■ **Material**
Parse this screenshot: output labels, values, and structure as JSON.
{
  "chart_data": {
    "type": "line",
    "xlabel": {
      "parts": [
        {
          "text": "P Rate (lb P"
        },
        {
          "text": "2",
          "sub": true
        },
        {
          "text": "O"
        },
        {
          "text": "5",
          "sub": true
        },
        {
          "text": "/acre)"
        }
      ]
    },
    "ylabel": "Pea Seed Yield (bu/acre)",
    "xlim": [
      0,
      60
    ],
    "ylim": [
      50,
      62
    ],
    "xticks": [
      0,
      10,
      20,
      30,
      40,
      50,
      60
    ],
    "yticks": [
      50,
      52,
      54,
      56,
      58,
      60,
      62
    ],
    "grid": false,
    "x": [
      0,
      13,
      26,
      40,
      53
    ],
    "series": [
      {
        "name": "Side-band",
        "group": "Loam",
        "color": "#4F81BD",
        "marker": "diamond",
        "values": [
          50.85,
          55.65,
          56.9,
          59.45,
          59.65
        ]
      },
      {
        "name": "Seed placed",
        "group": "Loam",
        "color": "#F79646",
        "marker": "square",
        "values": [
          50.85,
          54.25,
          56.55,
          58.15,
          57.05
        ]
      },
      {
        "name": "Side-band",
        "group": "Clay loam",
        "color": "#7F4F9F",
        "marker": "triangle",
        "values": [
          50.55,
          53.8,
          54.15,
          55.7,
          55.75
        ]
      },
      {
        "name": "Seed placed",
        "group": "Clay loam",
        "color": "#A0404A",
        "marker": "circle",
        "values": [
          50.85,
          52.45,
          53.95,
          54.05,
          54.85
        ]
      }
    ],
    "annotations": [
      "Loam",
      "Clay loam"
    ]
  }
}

■ **Given instruction**
Write out the data again, exactly and in full.

■ **Written reply**
Parse this screenshot: output labels, values, and structure as JSON.
{
  "chart_data": {
    "type": "line",
    "xlabel": {
      "parts": [
        {
          "text": "P Rate (lb P"
        },
        {
          "text": "2",
          "sub": true
        },
        {
          "text": "O"
        },
        {
          "text": "5",
          "sub": true
        },
        {
          "text": "/acre)"
        }
      ]
    },
    "ylabel": "Pea Seed Yield (bu/acre)",
    "xlim": [
      0,
      60
    ],
    "ylim": [
      50,
      62
    ],
    "xticks": [
      0,
      10,
      20,
      30,
      40,
      50,
      60
    ],
    "yticks": [
      50,
      52,
      54,
      56,
      58,
      60,
      62
    ],
    "grid": false,
    "x": [
      0,
      13,
      26,
      40,
      53
    ],
    "series": [
      {
        "name": "Side-band",
        "group": "Loam",
        "color": "#4F81BD",
        "marker": "diamond",
        "values": [
          50.85,
          55.65,
          56.9,
          59.45,
          59.65
        ]
      },
      {
        "name": "Seed placed",
        "group": "Loam",
        "color": "#F79646",
        "marker": "square",
        "values": [
          50.85,
          54.25,
          56.55,
          58.15,
          57.05
        ]
      },
      {
        "name": "Side-band",
        "group": "Clay loam",
        "color": "#7F4F9F",
        "marker": "triangle",
        "values": [
          50.55,
          53.8,
          54.15,
          55.7,
          55.75
        ]
      },
      {
        "name": "Seed placed",
        "group": "Clay loam",
        "color": "#A0404A",
        "marker": "circle",
        "values": [
          50.85,
          52.45,
          53.95,
          54.05,
          54.85
        ]
      }
    ],
    "annotations": [
      "Loam",
      "Clay loam"
    ]
  }
}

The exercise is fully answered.